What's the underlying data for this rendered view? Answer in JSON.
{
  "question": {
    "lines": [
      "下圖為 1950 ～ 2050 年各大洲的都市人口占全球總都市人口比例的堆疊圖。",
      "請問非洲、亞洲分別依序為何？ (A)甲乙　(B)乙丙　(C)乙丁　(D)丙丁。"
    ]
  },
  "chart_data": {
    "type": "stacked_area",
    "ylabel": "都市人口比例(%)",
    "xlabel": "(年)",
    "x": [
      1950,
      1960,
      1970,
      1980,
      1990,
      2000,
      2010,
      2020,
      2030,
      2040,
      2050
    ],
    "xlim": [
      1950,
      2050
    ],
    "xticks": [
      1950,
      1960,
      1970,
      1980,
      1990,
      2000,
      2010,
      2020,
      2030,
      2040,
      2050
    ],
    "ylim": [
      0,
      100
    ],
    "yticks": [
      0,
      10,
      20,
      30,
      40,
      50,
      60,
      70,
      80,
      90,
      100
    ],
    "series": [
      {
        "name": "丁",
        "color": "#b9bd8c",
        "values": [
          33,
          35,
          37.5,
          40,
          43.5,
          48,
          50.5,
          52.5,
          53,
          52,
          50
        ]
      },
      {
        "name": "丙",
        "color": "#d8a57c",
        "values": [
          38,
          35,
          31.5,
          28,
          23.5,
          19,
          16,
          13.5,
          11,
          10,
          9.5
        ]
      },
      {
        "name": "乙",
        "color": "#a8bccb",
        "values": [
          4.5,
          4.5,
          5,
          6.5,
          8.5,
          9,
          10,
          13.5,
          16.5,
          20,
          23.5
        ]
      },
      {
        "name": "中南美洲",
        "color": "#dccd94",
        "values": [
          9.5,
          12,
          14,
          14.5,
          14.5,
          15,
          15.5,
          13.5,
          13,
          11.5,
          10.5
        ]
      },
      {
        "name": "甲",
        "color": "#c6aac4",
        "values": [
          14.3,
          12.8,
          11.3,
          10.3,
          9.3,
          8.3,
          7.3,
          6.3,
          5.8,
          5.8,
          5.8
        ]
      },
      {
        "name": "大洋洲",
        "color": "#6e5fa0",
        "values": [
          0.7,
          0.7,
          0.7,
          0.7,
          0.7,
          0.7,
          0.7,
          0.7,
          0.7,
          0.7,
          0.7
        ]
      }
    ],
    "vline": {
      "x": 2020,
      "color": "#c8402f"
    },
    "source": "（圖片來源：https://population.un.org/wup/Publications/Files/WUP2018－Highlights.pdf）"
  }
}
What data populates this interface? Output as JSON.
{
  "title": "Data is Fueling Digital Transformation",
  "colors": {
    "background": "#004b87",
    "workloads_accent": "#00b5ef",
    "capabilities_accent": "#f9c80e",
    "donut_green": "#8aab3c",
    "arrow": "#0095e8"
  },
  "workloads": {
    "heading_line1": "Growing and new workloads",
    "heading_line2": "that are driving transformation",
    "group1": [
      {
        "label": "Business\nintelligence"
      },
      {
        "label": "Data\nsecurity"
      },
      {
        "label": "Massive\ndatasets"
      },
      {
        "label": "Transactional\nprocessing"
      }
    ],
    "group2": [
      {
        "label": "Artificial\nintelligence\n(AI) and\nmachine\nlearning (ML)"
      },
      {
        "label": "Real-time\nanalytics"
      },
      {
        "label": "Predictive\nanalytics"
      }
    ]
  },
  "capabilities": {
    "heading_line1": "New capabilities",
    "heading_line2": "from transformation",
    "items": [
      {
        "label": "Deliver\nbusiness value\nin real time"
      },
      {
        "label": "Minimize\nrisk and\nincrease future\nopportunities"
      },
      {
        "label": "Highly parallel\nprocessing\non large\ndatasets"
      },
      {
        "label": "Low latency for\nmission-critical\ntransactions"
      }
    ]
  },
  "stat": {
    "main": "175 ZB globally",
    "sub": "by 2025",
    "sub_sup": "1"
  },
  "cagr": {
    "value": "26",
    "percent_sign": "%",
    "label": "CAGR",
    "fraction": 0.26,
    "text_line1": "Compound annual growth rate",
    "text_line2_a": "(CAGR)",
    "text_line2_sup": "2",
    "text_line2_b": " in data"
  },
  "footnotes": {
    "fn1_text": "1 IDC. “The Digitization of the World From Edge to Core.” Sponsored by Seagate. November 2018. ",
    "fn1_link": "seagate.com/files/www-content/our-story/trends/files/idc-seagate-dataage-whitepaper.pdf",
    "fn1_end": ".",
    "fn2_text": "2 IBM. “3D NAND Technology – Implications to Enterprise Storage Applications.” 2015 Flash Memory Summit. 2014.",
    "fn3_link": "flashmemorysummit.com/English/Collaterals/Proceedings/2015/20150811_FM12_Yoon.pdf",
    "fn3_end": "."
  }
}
※
▶ [Prompt]
Report all lines of the data that include the word "ndatasets".

▶ [Result of the exercise]
        "label": "Massive\ndatasets"
        "label": "Highly parallel\nprocessing\non large\ndatasets"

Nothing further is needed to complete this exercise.